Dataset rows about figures

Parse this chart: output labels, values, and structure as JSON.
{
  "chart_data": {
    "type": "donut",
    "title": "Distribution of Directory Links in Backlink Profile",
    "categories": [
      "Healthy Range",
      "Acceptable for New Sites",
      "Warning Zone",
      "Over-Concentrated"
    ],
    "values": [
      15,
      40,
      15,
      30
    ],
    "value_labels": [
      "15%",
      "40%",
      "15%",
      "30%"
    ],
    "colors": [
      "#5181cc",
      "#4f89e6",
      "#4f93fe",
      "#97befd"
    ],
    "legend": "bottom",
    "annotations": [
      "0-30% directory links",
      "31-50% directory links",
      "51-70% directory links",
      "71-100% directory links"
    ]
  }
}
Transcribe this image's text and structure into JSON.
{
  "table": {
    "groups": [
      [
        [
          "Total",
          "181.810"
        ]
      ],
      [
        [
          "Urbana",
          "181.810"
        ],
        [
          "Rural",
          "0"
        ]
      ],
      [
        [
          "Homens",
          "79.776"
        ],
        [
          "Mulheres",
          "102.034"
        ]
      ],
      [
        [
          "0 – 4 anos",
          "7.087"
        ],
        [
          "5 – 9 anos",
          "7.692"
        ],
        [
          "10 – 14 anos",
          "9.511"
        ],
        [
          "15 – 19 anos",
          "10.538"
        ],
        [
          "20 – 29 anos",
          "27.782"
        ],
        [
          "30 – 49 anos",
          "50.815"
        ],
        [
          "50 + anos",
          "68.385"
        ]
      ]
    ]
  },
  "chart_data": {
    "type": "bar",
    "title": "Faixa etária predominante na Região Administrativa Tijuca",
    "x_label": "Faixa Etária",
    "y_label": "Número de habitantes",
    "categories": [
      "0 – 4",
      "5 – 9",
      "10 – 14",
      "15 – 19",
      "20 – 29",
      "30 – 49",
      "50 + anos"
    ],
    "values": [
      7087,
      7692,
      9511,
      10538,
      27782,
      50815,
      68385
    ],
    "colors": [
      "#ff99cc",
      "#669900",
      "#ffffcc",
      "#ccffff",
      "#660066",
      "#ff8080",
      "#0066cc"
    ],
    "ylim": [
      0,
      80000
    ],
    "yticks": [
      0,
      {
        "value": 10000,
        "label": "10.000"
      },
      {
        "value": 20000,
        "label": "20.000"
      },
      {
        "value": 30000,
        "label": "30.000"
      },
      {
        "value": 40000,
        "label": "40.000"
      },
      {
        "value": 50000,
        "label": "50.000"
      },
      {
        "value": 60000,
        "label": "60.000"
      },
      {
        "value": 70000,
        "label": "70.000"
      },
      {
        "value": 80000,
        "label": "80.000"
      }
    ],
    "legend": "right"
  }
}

OBJECTIVE
Give back the data above exactly as it appears.

RESULT OF THE EXERCISE
Parse this chart: output labels, values, and structure as JSON.
{
  "chart_data": {
    "type": "donut",
    "title": "Distribution of Directory Links in Backlink Profile",
    "categories": [
      "Healthy Range",
      "Acceptable for New Sites",
      "Warning Zone",
      "Over-Concentrated"
    ],
    "values": [
      15,
      40,
      15,
      30
    ],
    "value_labels": [
      "15%",
      "40%",
      "15%",
      "30%"
    ],
    "colors": [
      "#5181cc",
      "#4f89e6",
      "#4f93fe",
      "#97befd"
    ],
    "legend": "bottom",
    "annotations": [
      "0-30% directory links",
      "31-50% directory links",
      "51-70% directory links",
      "71-100% directory links"
    ]
  }
}
Transcribe this image's text and structure into JSON.
{
  "table": {
    "groups": [
      [
        [
          "Total",
          "181.810"
        ]
      ],
      [
        [
          "Urbana",
          "181.810"
        ],
        [
          "Rural",
          "0"
        ]
      ],
      [
        [
          "Homens",
          "79.776"
        ],
        [
          "Mulheres",
          "102.034"
        ]
      ],
      [
        [
          "0 – 4 anos",
          "7.087"
        ],
        [
          "5 – 9 anos",
          "7.692"
        ],
        [
          "10 – 14 anos",
          "9.511"
        ],
        [
          "15 – 19 anos",
          "10.538"
        ],
        [
          "20 – 29 anos",
          "27.782"
        ],
        [
          "30 – 49 anos",
          "50.815"
        ],
        [
          "50 + anos",
          "68.385"
        ]
      ]
    ]
  },
  "chart_data": {
    "type": "bar",
    "title": "Faixa etária predominante na Região Administrativa Tijuca",
    "x_label": "Faixa Etária",
    "y_label": "Número de habitantes",
    "categories": [
      "0 – 4",
      "5 – 9",
      "10 – 14",
      "15 – 19",
      "20 – 29",
      "30 – 49",
      "50 + anos"
    ],
    "values": [
      7087,
      7692,
      9511,
      10538,
      27782,
      50815,
      68385
    ],
    "colors": [
      "#ff99cc",
      "#669900",
      "#ffffcc",
      "#ccffff",
      "#660066",
      "#ff8080",
      "#0066cc"
    ],
    "ylim": [
      0,
      80000
    ],
    "yticks": [
      0,
      {
        "value": 10000,
        "label": "10.000"
      },
      {
        "value": 20000,
        "label": "20.000"
      },
      {
        "value": 30000,
        "label": "30.000"
      },
      {
        "value": 40000,
        "label": "40.000"
      },
      {
        "value": 50000,
        "label": "50.000"
      },
      {
        "value": 60000,
        "label": "60.000"
      },
      {
        "value": 70000,
        "label": "70.000"
      },
      {
        "value": 80000,
        "label": "80.000"
      }
    ],
    "legend": "right"
  }
}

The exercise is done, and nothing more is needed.